Take the entries below and reproduce them word for word.

════════════════════

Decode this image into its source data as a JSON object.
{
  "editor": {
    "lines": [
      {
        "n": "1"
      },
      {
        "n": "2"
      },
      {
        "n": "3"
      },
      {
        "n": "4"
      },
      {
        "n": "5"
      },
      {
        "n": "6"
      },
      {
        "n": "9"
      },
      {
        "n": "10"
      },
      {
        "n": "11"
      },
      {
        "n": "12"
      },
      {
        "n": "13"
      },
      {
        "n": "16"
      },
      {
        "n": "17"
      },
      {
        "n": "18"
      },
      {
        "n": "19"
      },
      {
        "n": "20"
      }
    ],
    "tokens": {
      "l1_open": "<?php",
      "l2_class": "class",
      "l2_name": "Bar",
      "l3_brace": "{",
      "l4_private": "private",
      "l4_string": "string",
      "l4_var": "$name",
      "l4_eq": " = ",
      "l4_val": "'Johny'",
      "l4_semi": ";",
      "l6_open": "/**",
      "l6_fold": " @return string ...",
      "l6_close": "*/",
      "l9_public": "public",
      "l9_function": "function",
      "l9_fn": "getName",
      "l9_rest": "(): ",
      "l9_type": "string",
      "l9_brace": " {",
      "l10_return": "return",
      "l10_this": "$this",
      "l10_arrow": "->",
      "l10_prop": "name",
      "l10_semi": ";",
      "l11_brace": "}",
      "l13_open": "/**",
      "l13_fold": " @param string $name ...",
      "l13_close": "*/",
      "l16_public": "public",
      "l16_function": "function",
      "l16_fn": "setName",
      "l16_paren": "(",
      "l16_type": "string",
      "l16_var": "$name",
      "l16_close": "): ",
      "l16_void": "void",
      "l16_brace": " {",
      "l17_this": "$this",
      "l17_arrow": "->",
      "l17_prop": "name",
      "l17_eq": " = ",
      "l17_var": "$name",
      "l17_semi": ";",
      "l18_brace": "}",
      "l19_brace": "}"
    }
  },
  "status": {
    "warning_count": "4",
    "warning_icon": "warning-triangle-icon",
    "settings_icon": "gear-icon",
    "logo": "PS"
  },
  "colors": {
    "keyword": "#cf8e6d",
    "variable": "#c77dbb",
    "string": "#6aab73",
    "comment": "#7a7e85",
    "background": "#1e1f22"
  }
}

════════════════════

EXPECTED OUTPUT:
Decode this image into its source data as a JSON object.
{
  "editor": {
    "lines": [
      {
        "n": "1"
      },
      {
        "n": "2"
      },
      {
        "n": "3"
      },
      {
        "n": "4"
      },
      {
        "n": "5"
      },
      {
        "n": "6"
      },
      {
        "n": "9"
      },
      {
        "n": "10"
      },
      {
        "n": "11"
      },
      {
        "n": "12"
      },
      {
        "n": "13"
      },
      {
        "n": "16"
      },
      {
        "n": "17"
      },
      {
        "n": "18"
      },
      {
        "n": "19"
      },
      {
        "n": "20"
      }
    ],
    "tokens": {
      "l1_open": "<?php",
      "l2_class": "class",
      "l2_name": "Bar",
      "l3_brace": "{",
      "l4_private": "private",
      "l4_string": "string",
      "l4_var": "$name",
      "l4_eq": " = ",
      "l4_val": "'Johny'",
      "l4_semi": ";",
      "l6_open": "/**",
      "l6_fold": " @return string ...",
      "l6_close": "*/",
      "l9_public": "public",
      "l9_function": "function",
      "l9_fn": "getName",
      "l9_rest": "(): ",
      "l9_type": "string",
      "l9_brace": " {",
      "l10_return": "return",
      "l10_this": "$this",
      "l10_arrow": "->",
      "l10_prop": "name",
      "l10_semi": ";",
      "l11_brace": "}",
      "l13_open": "/**",
      "l13_fold": " @param string $name ...",
      "l13_close": "*/",
      "l16_public": "public",
      "l16_function": "function",
      "l16_fn": "setName",
      "l16_paren": "(",
      "l16_type": "string",
      "l16_var": "$name",
      "l16_close": "): ",
      "l16_void": "void",
      "l16_brace": " {",
      "l17_this": "$this",
      "l17_arrow": "->",
      "l17_prop": "name",
      "l17_eq": " = ",
      "l17_var": "$name",
      "l17_semi": ";",
      "l18_brace": "}",
      "l19_brace": "}"
    }
  },
  "status": {
    "warning_count": "4",
    "warning_icon": "warning-triangle-icon",
    "settings_icon": "gear-icon",
    "logo": "PS"
  },
  "colors": {
    "keyword": "#cf8e6d",
    "variable": "#c77dbb",
    "string": "#6aab73",
    "comment": "#7a7e85",
    "background": "#1e1f22"
  }
}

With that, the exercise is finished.